Dataset entries:
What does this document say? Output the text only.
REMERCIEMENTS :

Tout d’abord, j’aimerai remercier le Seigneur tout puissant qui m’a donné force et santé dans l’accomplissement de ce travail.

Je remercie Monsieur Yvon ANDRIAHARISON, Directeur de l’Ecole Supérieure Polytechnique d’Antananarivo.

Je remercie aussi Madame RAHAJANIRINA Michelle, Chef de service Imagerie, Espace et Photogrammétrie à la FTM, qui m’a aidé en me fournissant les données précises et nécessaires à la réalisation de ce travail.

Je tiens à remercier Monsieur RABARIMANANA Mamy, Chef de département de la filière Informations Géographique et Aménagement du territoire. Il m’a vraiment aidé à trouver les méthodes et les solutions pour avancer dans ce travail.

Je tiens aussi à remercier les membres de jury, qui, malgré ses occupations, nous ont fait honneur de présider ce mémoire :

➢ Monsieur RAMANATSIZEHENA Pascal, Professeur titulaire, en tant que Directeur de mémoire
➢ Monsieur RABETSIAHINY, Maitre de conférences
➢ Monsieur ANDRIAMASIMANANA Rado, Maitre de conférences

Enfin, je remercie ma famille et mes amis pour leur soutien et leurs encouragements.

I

* * *

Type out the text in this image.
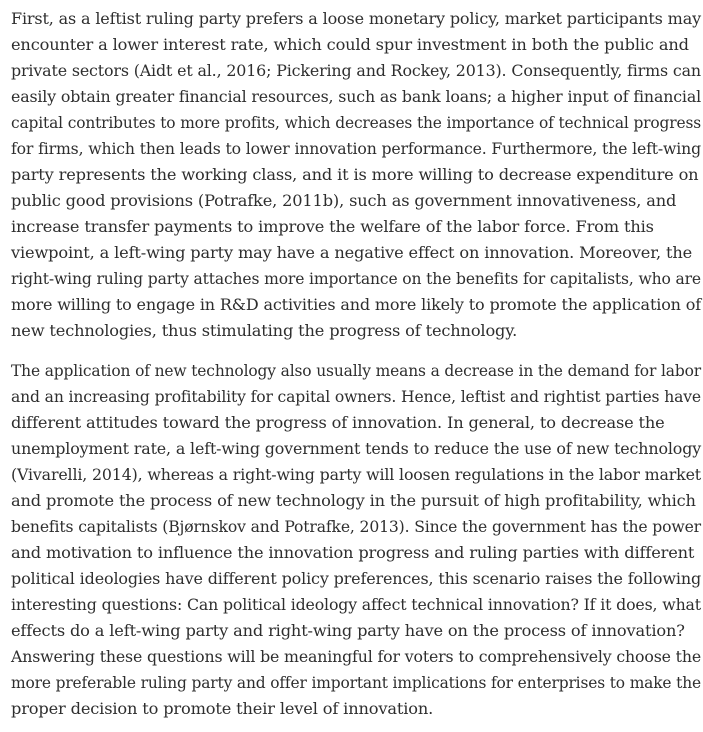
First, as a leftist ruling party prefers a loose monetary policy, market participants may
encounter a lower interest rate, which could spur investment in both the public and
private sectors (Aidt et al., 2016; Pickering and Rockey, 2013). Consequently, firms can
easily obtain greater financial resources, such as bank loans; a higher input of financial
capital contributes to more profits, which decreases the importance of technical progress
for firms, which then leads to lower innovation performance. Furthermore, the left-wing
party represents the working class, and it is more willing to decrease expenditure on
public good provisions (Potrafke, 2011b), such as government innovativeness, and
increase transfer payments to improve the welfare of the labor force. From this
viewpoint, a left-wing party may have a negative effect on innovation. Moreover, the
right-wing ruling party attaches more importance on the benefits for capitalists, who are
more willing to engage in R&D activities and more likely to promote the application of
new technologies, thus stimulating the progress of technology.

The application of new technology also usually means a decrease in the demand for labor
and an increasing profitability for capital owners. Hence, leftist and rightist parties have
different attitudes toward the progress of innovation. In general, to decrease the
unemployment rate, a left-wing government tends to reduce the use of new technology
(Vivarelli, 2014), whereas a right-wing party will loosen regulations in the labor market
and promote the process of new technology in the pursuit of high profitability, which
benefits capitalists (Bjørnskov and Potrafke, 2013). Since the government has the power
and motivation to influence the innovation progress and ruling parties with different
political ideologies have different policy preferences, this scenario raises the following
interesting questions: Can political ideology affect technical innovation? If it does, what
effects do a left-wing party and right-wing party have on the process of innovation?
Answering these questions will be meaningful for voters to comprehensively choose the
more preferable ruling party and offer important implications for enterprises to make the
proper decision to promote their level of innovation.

[Set exercise]
Find every line that has "questions" in it, then return those lines.

[In response]
interesting questions: Can political ideology affect technical innovation? If it does, what
Answering these questions will be meaningful for voters to comprehensively choose the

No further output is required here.